** BEGIN Exercise materials **

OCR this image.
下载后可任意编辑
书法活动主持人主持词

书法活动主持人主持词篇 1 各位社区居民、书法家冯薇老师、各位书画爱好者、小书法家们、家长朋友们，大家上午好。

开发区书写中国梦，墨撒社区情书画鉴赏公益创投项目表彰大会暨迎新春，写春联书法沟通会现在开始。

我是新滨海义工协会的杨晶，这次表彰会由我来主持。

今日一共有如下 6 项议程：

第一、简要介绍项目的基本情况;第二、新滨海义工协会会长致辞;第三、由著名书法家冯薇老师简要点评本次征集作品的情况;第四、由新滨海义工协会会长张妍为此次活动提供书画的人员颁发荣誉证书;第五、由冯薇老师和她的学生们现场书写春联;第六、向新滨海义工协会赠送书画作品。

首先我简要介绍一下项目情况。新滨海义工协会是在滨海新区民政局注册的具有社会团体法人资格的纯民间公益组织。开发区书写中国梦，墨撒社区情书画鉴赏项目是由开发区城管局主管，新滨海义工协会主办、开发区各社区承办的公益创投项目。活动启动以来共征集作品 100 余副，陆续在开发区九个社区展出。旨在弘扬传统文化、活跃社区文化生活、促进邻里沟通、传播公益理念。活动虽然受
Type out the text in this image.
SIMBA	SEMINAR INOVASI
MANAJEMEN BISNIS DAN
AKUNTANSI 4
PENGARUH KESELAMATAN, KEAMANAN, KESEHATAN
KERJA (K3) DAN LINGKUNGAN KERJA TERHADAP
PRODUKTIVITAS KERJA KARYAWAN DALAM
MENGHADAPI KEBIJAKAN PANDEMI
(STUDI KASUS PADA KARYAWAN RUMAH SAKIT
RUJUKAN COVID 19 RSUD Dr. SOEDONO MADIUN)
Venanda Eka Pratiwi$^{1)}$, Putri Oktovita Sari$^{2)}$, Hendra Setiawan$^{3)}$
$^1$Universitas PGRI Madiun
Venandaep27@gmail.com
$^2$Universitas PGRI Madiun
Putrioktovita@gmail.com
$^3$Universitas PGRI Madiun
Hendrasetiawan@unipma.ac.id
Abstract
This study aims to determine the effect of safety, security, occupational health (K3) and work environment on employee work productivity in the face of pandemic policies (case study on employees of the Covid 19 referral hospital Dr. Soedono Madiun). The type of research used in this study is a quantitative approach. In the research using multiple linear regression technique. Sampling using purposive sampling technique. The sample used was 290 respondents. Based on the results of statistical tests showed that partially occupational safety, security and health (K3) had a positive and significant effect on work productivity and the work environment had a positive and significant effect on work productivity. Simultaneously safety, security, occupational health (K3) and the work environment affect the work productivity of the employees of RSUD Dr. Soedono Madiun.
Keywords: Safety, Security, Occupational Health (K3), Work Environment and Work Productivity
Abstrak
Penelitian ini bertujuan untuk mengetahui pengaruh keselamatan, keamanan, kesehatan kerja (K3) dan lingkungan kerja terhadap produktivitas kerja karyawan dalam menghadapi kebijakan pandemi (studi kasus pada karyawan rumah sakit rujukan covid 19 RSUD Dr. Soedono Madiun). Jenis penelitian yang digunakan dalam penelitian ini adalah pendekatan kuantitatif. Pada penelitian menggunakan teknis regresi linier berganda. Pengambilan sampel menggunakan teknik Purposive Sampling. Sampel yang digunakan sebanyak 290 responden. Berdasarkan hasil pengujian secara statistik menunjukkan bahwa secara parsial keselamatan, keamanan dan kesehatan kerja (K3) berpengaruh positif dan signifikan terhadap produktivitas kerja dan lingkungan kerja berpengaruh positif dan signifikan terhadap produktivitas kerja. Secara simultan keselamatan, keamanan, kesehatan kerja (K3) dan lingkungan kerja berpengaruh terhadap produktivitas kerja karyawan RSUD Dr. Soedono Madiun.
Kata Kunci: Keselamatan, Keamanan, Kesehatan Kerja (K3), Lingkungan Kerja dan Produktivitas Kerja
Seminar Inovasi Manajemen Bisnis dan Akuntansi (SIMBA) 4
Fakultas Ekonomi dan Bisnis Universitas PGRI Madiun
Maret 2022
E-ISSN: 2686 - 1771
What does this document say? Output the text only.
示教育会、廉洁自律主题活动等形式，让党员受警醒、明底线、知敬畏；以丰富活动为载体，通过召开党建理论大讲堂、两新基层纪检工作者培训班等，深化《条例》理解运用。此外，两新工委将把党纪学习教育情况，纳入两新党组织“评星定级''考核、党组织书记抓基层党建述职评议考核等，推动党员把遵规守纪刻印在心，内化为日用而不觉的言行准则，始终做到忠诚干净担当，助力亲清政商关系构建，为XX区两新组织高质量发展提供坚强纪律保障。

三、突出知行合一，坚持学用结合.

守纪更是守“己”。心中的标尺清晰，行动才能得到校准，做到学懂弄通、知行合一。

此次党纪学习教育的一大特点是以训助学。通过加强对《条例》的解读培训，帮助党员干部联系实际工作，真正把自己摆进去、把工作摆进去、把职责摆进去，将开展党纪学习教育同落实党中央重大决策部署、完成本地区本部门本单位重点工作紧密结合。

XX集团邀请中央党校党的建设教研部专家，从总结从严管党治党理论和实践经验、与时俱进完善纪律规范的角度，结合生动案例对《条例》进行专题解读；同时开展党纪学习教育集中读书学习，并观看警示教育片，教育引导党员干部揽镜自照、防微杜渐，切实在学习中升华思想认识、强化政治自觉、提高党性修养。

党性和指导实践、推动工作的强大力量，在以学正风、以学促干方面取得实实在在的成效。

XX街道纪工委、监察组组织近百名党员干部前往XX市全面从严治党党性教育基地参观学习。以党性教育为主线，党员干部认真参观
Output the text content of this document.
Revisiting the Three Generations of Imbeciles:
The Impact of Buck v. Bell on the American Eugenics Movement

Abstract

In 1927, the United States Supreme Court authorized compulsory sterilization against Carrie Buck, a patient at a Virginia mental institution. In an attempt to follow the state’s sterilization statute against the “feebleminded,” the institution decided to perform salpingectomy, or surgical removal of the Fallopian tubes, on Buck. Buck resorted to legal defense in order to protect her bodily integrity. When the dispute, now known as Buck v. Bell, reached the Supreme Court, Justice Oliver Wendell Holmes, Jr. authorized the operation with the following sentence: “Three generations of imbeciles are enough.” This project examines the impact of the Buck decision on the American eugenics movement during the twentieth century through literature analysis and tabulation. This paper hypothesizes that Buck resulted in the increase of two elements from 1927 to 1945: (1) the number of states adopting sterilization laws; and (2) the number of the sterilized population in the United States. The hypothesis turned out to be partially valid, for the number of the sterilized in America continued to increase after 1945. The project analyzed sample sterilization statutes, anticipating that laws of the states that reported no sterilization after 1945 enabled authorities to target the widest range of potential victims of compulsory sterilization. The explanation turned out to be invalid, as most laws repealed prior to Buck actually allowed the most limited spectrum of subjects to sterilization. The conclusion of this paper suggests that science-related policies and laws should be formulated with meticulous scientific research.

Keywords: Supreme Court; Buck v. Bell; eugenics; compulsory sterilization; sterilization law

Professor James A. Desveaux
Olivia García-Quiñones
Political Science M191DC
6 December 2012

** END Exercise materials **

• [To be done]: Determine the number of lines in the data that contain "Output" as a word or string, and state only that number.

• [The completed task]: 2